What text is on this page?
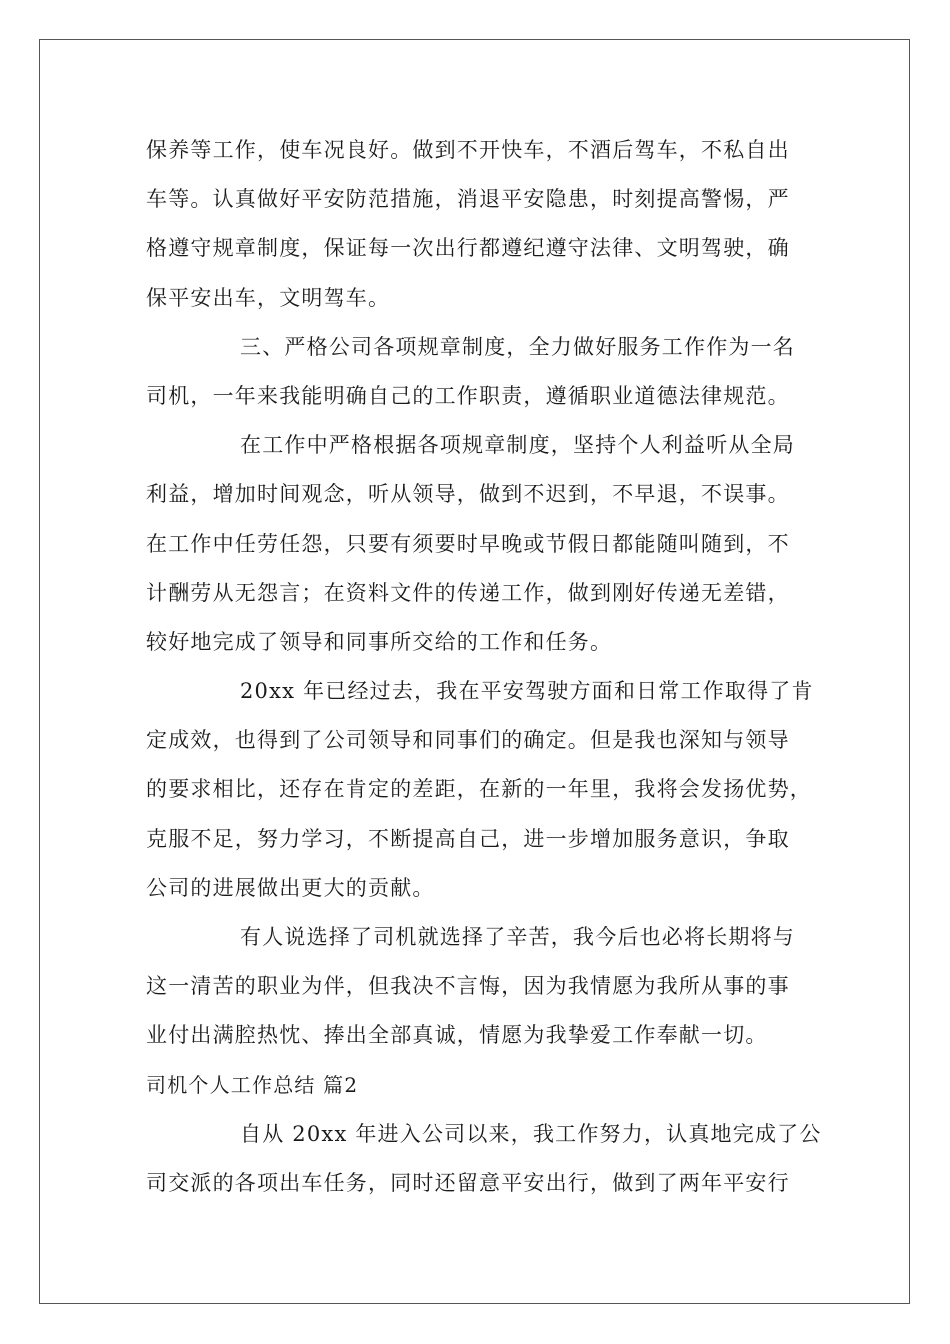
保养等工作，使车况良好。做到不开快车，不酒后驾车，不私自出
车等。认真做好平安防范措施，消退平安隐患，时刻提高警惕，严
格遵守规章制度，保证每一次出行都遵纪遵守法律、文明驾驶，确
保平安出车，文明驾车。
三、严格公司各项规章制度，全力做好服务工作作为一名
司机，一年来我能明确自己的工作职责，遵循职业道德法律规范。
在工作中严格根据各项规章制度，坚持个人利益听从全局
利益，增加时间观念，听从领导，做到不迟到，不早退，不误事。
在工作中任劳任怨，只要有须要时早晚或节假日都能随叫随到，不
计酬劳从无怨言；在资料文件的传递工作，做到刚好传递无差错，
较好地完成了领导和同事所交给的工作和任务。
20xx 年已经过去，我在平安驾驶方面和日常工作取得了肯
定成效，也得到了公司领导和同事们的确定。但是我也深知与领导
的要求相比，还存在肯定的差距，在新的一年里，我将会发扬优势，
克服不足，努力学习，不断提高自己，进一步增加服务意识，争取
公司的进展做出更大的贡献。
有人说选择了司机就选择了辛苦，我今后也必将长期将与
这一清苦的职业为伴，但我决不言悔，因为我情愿为我所从事的事
业付出满腔热忱、捧出全部真诚，情愿为我挚爱工作奉献一切。
司机个人工作总结 篇2
自从 20xx 年进入公司以来，我工作努力，认真地完成了公
司交派的各项出车任务，同时还留意平安出行，做到了两年平安行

━━━━━━━━━━━━━━━━

## Task description
The pictures should not appear in the copy; every other part of the records above must be returned exactly.

## Solved problem
What text is on this page?
保养等工作，使车况良好。做到不开快车，不酒后驾车，不私自出
车等。认真做好平安防范措施，消退平安隐患，时刻提高警惕，严
格遵守规章制度，保证每一次出行都遵纪遵守法律、文明驾驶，确
保平安出车，文明驾车。
三、严格公司各项规章制度，全力做好服务工作作为一名
司机，一年来我能明确自己的工作职责，遵循职业道德法律规范。
在工作中严格根据各项规章制度，坚持个人利益听从全局
利益，增加时间观念，听从领导，做到不迟到，不早退，不误事。
在工作中任劳任怨，只要有须要时早晚或节假日都能随叫随到，不
计酬劳从无怨言；在资料文件的传递工作，做到刚好传递无差错，
较好地完成了领导和同事所交给的工作和任务。
20xx 年已经过去，我在平安驾驶方面和日常工作取得了肯
定成效，也得到了公司领导和同事们的确定。但是我也深知与领导
的要求相比，还存在肯定的差距，在新的一年里，我将会发扬优势，
克服不足，努力学习，不断提高自己，进一步增加服务意识，争取
公司的进展做出更大的贡献。
有人说选择了司机就选择了辛苦，我今后也必将长期将与
这一清苦的职业为伴，但我决不言悔，因为我情愿为我所从事的事
业付出满腔热忱、捧出全部真诚，情愿为我挚爱工作奉献一切。
司机个人工作总结 篇2
自从 20xx 年进入公司以来，我工作努力，认真地完成了公
司交派的各项出车任务，同时还留意平安出行，做到了两年平安行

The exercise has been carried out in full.